WRITTEN INSTRUCTION — Reproduce the entries below in full, word for word.

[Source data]
>> BEGIN
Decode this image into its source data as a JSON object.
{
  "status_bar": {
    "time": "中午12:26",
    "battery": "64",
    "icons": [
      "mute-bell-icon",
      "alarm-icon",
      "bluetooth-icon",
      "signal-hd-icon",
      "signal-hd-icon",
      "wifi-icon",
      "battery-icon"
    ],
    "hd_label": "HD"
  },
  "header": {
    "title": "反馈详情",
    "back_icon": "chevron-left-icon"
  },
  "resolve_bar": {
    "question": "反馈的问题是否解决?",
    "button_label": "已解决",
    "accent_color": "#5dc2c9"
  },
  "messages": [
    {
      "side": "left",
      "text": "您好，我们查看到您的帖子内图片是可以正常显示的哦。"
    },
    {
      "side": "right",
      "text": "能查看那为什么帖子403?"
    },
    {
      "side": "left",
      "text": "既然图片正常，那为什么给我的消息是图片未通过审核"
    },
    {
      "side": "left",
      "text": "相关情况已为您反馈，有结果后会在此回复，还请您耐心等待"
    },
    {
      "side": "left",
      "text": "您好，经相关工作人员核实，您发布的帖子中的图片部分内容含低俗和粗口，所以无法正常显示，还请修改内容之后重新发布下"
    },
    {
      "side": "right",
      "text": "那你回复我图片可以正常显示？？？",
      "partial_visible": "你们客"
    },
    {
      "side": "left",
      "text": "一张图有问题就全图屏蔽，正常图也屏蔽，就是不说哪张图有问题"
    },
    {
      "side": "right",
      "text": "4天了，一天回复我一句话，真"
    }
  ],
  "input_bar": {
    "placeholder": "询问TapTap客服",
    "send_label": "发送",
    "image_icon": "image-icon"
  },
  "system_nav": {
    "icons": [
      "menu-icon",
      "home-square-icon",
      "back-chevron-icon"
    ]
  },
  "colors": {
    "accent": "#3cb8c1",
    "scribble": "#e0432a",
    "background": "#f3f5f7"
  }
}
>> END
COMPLETED EXERCISE —
Decode this image into its source data as a JSON object.
{
  "status_bar": {
    "time": "中午12:26",
    "battery": "64",
    "icons": [
      "mute-bell-icon",
      "alarm-icon",
      "bluetooth-icon",
      "signal-hd-icon",
      "signal-hd-icon",
      "wifi-icon",
      "battery-icon"
    ],
    "hd_label": "HD"
  },
  "header": {
    "title": "反馈详情",
    "back_icon": "chevron-left-icon"
  },
  "resolve_bar": {
    "question": "反馈的问题是否解决?",
    "button_label": "已解决",
    "accent_color": "#5dc2c9"
  },
  "messages": [
    {
      "side": "left",
      "text": "您好，我们查看到您的帖子内图片是可以正常显示的哦。"
    },
    {
      "side": "right",
      "text": "能查看那为什么帖子403?"
    },
    {
      "side": "left",
      "text": "既然图片正常，那为什么给我的消息是图片未通过审核"
    },
    {
      "side": "left",
      "text": "相关情况已为您反馈，有结果后会在此回复，还请您耐心等待"
    },
    {
      "side": "left",
      "text": "您好，经相关工作人员核实，您发布的帖子中的图片部分内容含低俗和粗口，所以无法正常显示，还请修改内容之后重新发布下"
    },
    {
      "side": "right",
      "text": "那你回复我图片可以正常显示？？？",
      "partial_visible": "你们客"
    },
    {
      "side": "left",
      "text": "一张图有问题就全图屏蔽，正常图也屏蔽，就是不说哪张图有问题"
    },
    {
      "side": "right",
      "text": "4天了，一天回复我一句话，真"
    }
  ],
  "input_bar": {
    "placeholder": "询问TapTap客服",
    "send_label": "发送",
    "image_icon": "image-icon"
  },
  "system_nav": {
    "icons": [
      "menu-icon",
      "home-square-icon",
      "back-chevron-icon"
    ]
  },
  "colors": {
    "accent": "#3cb8c1",
    "scribble": "#e0432a",
    "background": "#f3f5f7"
  }
}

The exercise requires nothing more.